START AVAILABLE RECORDS

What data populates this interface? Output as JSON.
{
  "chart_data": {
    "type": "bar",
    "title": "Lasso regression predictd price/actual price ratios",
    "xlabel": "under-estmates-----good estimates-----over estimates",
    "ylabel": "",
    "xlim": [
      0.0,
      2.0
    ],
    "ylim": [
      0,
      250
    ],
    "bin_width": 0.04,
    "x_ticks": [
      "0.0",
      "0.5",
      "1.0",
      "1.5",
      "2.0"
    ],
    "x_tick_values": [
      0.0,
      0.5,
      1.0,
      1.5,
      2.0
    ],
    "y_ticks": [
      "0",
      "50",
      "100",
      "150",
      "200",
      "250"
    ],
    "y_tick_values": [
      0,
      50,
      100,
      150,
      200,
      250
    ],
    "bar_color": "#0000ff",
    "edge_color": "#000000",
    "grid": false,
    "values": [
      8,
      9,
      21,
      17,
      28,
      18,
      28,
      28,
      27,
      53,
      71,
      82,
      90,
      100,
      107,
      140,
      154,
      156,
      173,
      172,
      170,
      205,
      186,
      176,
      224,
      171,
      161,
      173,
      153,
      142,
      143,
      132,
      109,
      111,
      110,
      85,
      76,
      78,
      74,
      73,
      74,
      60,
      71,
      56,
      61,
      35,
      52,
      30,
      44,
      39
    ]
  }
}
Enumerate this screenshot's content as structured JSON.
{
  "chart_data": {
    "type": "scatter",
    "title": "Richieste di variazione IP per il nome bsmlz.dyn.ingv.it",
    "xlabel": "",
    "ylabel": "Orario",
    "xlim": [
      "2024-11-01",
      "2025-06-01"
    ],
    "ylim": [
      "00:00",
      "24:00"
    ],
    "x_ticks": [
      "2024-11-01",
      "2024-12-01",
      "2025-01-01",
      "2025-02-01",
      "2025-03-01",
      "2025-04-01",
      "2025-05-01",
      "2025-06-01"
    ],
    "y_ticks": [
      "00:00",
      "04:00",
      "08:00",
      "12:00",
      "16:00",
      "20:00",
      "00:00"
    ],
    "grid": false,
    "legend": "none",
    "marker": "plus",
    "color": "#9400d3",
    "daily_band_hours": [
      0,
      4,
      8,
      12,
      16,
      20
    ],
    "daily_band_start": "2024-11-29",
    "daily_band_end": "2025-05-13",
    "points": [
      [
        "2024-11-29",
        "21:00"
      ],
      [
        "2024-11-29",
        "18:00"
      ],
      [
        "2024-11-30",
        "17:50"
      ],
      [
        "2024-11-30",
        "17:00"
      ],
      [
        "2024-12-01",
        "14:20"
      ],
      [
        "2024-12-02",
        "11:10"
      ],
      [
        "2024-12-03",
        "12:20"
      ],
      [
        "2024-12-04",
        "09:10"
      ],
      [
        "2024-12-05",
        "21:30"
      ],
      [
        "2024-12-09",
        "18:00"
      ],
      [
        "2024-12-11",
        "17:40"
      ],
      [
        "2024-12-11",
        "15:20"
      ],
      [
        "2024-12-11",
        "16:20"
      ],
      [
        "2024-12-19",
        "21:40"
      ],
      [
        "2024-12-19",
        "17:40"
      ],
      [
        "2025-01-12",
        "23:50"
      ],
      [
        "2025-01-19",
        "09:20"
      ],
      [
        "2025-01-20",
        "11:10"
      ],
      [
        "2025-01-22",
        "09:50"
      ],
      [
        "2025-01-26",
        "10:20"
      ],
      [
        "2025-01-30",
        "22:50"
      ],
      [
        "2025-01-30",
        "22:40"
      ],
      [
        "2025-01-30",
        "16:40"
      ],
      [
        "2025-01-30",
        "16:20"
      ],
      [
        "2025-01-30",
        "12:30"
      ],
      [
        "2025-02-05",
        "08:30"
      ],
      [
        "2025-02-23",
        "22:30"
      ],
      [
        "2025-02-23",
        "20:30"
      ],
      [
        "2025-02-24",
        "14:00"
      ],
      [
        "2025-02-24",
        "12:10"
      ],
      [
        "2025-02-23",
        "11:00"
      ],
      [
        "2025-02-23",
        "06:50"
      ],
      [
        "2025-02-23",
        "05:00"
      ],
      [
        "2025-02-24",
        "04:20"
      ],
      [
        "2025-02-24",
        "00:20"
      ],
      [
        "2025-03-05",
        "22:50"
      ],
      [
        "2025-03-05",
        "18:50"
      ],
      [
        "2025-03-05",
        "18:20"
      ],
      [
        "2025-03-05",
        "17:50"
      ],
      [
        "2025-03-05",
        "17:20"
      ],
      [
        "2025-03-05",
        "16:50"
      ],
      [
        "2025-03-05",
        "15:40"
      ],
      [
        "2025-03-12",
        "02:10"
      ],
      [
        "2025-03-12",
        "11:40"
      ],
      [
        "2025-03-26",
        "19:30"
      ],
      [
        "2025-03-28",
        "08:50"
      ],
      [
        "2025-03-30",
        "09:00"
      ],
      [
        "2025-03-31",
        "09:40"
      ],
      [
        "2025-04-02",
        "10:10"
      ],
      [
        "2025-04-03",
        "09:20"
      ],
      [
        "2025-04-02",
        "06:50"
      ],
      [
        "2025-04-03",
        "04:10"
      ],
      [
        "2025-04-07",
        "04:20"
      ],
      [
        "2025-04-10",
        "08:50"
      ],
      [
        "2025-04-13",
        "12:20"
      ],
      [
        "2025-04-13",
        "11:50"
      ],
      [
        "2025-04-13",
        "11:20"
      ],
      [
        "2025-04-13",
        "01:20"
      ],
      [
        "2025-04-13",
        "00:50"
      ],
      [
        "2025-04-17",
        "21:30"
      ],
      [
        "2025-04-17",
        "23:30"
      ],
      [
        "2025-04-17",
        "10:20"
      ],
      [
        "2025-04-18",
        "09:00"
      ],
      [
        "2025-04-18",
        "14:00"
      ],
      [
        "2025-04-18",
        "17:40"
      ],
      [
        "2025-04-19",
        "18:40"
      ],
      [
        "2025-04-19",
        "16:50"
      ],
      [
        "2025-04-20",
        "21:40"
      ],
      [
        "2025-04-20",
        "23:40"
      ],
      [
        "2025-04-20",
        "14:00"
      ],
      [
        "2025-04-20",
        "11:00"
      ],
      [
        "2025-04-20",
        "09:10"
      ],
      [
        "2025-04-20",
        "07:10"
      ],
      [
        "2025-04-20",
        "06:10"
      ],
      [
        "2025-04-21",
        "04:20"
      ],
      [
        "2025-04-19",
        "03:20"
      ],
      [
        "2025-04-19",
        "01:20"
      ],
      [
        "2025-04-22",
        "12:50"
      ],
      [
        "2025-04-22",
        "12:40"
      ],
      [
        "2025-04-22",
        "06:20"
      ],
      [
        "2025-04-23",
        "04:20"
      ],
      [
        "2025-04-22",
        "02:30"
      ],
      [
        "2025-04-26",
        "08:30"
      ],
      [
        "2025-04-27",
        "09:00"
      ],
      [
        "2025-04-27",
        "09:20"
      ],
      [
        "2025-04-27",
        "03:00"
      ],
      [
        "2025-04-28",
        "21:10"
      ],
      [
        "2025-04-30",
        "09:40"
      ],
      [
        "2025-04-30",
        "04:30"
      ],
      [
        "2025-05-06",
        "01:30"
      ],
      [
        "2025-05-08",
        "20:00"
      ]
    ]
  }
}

END AVAILABLE RECORDS

INSTRUCTIONS TO FOLLOW
Every entry should be output exactly as written, please.

RESULT FOR THIS EXERCISE
What data populates this interface? Output as JSON.
{
  "chart_data": {
    "type": "bar",
    "title": "Lasso regression predictd price/actual price ratios",
    "xlabel": "under-estmates-----good estimates-----over estimates",
    "ylabel": "",
    "xlim": [
      0.0,
      2.0
    ],
    "ylim": [
      0,
      250
    ],
    "bin_width": 0.04,
    "x_ticks": [
      "0.0",
      "0.5",
      "1.0",
      "1.5",
      "2.0"
    ],
    "x_tick_values": [
      0.0,
      0.5,
      1.0,
      1.5,
      2.0
    ],
    "y_ticks": [
      "0",
      "50",
      "100",
      "150",
      "200",
      "250"
    ],
    "y_tick_values": [
      0,
      50,
      100,
      150,
      200,
      250
    ],
    "bar_color": "#0000ff",
    "edge_color": "#000000",
    "grid": false,
    "values": [
      8,
      9,
      21,
      17,
      28,
      18,
      28,
      28,
      27,
      53,
      71,
      82,
      90,
      100,
      107,
      140,
      154,
      156,
      173,
      172,
      170,
      205,
      186,
      176,
      224,
      171,
      161,
      173,
      153,
      142,
      143,
      132,
      109,
      111,
      110,
      85,
      76,
      78,
      74,
      73,
      74,
      60,
      71,
      56,
      61,
      35,
      52,
      30,
      44,
      39
    ]
  }
}
Enumerate this screenshot's content as structured JSON.
{
  "chart_data": {
    "type": "scatter",
    "title": "Richieste di variazione IP per il nome bsmlz.dyn.ingv.it",
    "xlabel": "",
    "ylabel": "Orario",
    "xlim": [
      "2024-11-01",
      "2025-06-01"
    ],
    "ylim": [
      "00:00",
      "24:00"
    ],
    "x_ticks": [
      "2024-11-01",
      "2024-12-01",
      "2025-01-01",
      "2025-02-01",
      "2025-03-01",
      "2025-04-01",
      "2025-05-01",
      "2025-06-01"
    ],
    "y_ticks": [
      "00:00",
      "04:00",
      "08:00",
      "12:00",
      "16:00",
      "20:00",
      "00:00"
    ],
    "grid": false,
    "legend": "none",
    "marker": "plus",
    "color": "#9400d3",
    "daily_band_hours": [
      0,
      4,
      8,
      12,
      16,
      20
    ],
    "daily_band_start": "2024-11-29",
    "daily_band_end": "2025-05-13",
    "points": [
      [
        "2024-11-29",
        "21:00"
      ],
      [
        "2024-11-29",
        "18:00"
      ],
      [
        "2024-11-30",
        "17:50"
      ],
      [
        "2024-11-30",
        "17:00"
      ],
      [
        "2024-12-01",
        "14:20"
      ],
      [
        "2024-12-02",
        "11:10"
      ],
      [
        "2024-12-03",
        "12:20"
      ],
      [
        "2024-12-04",
        "09:10"
      ],
      [
        "2024-12-05",
        "21:30"
      ],
      [
        "2024-12-09",
        "18:00"
      ],
      [
        "2024-12-11",
        "17:40"
      ],
      [
        "2024-12-11",
        "15:20"
      ],
      [
        "2024-12-11",
        "16:20"
      ],
      [
        "2024-12-19",
        "21:40"
      ],
      [
        "2024-12-19",
        "17:40"
      ],
      [
        "2025-01-12",
        "23:50"
      ],
      [
        "2025-01-19",
        "09:20"
      ],
      [
        "2025-01-20",
        "11:10"
      ],
      [
        "2025-01-22",
        "09:50"
      ],
      [
        "2025-01-26",
        "10:20"
      ],
      [
        "2025-01-30",
        "22:50"
      ],
      [
        "2025-01-30",
        "22:40"
      ],
      [
        "2025-01-30",
        "16:40"
      ],
      [
        "2025-01-30",
        "16:20"
      ],
      [
        "2025-01-30",
        "12:30"
      ],
      [
        "2025-02-05",
        "08:30"
      ],
      [
        "2025-02-23",
        "22:30"
      ],
      [
        "2025-02-23",
        "20:30"
      ],
      [
        "2025-02-24",
        "14:00"
      ],
      [
        "2025-02-24",
        "12:10"
      ],
      [
        "2025-02-23",
        "11:00"
      ],
      [
        "2025-02-23",
        "06:50"
      ],
      [
        "2025-02-23",
        "05:00"
      ],
      [
        "2025-02-24",
        "04:20"
      ],
      [
        "2025-02-24",
        "00:20"
      ],
      [
        "2025-03-05",
        "22:50"
      ],
      [
        "2025-03-05",
        "18:50"
      ],
      [
        "2025-03-05",
        "18:20"
      ],
      [
        "2025-03-05",
        "17:50"
      ],
      [
        "2025-03-05",
        "17:20"
      ],
      [
        "2025-03-05",
        "16:50"
      ],
      [
        "2025-03-05",
        "15:40"
      ],
      [
        "2025-03-12",
        "02:10"
      ],
      [
        "2025-03-12",
        "11:40"
      ],
      [
        "2025-03-26",
        "19:30"
      ],
      [
        "2025-03-28",
        "08:50"
      ],
      [
        "2025-03-30",
        "09:00"
      ],
      [
        "2025-03-31",
        "09:40"
      ],
      [
        "2025-04-02",
        "10:10"
      ],
      [
        "2025-04-03",
        "09:20"
      ],
      [
        "2025-04-02",
        "06:50"
      ],
      [
        "2025-04-03",
        "04:10"
      ],
      [
        "2025-04-07",
        "04:20"
      ],
      [
        "2025-04-10",
        "08:50"
      ],
      [
        "2025-04-13",
        "12:20"
      ],
      [
        "2025-04-13",
        "11:50"
      ],
      [
        "2025-04-13",
        "11:20"
      ],
      [
        "2025-04-13",
        "01:20"
      ],
      [
        "2025-04-13",
        "00:50"
      ],
      [
        "2025-04-17",
        "21:30"
      ],
      [
        "2025-04-17",
        "23:30"
      ],
      [
        "2025-04-17",
        "10:20"
      ],
      [
        "2025-04-18",
        "09:00"
      ],
      [
        "2025-04-18",
        "14:00"
      ],
      [
        "2025-04-18",
        "17:40"
      ],
      [
        "2025-04-19",
        "18:40"
      ],
      [
        "2025-04-19",
        "16:50"
      ],
      [
        "2025-04-20",
        "21:40"
      ],
      [
        "2025-04-20",
        "23:40"
      ],
      [
        "2025-04-20",
        "14:00"
      ],
      [
        "2025-04-20",
        "11:00"
      ],
      [
        "2025-04-20",
        "09:10"
      ],
      [
        "2025-04-20",
        "07:10"
      ],
      [
        "2025-04-20",
        "06:10"
      ],
      [
        "2025-04-21",
        "04:20"
      ],
      [
        "2025-04-19",
        "03:20"
      ],
      [
        "2025-04-19",
        "01:20"
      ],
      [
        "2025-04-22",
        "12:50"
      ],
      [
        "2025-04-22",
        "12:40"
      ],
      [
        "2025-04-22",
        "06:20"
      ],
      [
        "2025-04-23",
        "04:20"
      ],
      [
        "2025-04-22",
        "02:30"
      ],
      [
        "2025-04-26",
        "08:30"
      ],
      [
        "2025-04-27",
        "09:00"
      ],
      [
        "2025-04-27",
        "09:20"
      ],
      [
        "2025-04-27",
        "03:00"
      ],
      [
        "2025-04-28",
        "21:10"
      ],
      [
        "2025-04-30",
        "09:40"
      ],
      [
        "2025-04-30",
        "04:30"
      ],
      [
        "2025-05-06",
        "01:30"
      ],
      [
        "2025-05-08",
        "20:00"
      ]
    ]
  }
}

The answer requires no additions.